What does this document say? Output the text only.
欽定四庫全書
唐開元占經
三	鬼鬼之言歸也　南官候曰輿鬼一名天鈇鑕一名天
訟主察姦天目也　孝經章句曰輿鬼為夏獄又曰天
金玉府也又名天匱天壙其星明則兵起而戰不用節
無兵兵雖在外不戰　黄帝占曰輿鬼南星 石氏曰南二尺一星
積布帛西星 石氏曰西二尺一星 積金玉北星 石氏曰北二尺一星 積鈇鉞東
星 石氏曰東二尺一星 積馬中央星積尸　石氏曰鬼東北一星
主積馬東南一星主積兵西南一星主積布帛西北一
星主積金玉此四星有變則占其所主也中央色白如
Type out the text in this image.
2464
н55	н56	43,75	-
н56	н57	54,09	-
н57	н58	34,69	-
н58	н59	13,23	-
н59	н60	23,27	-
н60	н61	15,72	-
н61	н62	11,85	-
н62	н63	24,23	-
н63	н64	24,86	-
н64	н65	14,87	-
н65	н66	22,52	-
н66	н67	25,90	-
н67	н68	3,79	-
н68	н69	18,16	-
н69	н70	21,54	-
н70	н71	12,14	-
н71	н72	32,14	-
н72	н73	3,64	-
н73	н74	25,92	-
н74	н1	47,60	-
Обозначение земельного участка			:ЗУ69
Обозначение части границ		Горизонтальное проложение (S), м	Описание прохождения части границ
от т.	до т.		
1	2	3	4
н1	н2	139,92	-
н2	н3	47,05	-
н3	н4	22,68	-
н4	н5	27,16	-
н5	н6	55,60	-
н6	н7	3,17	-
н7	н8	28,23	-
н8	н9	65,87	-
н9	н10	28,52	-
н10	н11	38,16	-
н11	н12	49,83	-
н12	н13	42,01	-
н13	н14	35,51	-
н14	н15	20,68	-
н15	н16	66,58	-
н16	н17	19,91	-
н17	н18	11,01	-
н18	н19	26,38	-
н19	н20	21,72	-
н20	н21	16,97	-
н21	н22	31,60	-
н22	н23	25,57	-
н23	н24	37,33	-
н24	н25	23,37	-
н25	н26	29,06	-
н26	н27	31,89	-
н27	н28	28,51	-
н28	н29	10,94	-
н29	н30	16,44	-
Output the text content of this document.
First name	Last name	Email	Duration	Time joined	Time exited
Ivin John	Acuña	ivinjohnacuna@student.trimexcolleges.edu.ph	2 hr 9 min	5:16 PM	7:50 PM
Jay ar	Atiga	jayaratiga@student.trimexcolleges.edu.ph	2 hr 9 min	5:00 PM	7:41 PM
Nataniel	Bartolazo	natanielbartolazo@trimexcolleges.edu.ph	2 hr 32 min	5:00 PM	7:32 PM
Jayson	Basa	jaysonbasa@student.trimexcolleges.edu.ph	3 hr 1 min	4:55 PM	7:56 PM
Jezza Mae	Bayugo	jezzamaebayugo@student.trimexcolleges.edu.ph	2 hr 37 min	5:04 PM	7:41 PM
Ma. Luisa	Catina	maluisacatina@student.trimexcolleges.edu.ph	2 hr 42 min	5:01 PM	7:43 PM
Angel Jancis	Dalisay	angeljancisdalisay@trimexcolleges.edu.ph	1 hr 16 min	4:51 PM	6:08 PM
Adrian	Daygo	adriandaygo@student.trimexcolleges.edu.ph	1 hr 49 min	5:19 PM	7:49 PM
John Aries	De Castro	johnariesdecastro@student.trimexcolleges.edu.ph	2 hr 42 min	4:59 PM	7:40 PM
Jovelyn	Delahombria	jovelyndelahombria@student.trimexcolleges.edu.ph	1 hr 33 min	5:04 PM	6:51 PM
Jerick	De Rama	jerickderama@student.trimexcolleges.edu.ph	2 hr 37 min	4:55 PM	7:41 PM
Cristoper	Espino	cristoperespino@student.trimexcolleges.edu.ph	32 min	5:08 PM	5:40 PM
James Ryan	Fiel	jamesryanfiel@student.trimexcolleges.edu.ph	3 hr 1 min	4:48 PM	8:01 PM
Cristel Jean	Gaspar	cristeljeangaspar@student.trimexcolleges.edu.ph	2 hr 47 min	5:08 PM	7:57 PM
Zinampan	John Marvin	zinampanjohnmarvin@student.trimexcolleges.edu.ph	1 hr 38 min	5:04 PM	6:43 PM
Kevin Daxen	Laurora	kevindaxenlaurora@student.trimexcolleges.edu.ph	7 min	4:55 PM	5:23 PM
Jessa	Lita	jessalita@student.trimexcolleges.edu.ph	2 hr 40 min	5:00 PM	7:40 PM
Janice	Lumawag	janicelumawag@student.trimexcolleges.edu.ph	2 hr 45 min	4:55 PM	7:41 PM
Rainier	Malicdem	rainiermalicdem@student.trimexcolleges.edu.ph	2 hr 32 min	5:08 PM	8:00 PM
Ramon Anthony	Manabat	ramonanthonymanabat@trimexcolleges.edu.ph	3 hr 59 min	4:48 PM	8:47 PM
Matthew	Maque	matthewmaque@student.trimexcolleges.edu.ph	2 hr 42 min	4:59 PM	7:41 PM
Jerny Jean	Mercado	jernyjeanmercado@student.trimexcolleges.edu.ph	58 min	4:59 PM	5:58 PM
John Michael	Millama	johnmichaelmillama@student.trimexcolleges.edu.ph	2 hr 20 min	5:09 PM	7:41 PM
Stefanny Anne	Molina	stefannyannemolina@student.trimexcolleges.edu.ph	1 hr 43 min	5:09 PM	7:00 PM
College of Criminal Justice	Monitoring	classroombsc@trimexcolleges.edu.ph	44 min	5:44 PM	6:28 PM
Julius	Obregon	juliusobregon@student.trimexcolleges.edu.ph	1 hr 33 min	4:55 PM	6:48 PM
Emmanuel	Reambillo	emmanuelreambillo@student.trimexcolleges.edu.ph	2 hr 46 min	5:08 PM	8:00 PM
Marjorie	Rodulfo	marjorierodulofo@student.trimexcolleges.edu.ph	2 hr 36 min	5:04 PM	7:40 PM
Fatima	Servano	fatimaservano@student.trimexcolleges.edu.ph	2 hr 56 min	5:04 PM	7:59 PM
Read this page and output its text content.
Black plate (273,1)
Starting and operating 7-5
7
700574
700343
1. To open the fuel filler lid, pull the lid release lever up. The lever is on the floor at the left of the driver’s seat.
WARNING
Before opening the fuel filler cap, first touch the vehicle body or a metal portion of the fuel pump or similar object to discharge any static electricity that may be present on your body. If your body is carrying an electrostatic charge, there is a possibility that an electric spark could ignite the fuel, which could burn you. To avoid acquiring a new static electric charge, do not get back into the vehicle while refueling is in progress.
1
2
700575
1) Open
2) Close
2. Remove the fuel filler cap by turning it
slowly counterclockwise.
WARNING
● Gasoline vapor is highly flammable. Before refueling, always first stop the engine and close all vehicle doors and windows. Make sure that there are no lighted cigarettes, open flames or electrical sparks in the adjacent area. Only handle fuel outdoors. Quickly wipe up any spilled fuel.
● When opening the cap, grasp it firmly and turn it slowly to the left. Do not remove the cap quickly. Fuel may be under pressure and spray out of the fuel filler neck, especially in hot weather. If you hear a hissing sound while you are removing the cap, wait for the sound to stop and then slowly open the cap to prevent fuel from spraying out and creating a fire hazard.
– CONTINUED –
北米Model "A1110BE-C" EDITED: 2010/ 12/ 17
━━━
**Task instructions:** Copy out each line in the listing that has the word "content".

**Solution to the problem:**
Output the text content of this document.
Read this page and output its text content.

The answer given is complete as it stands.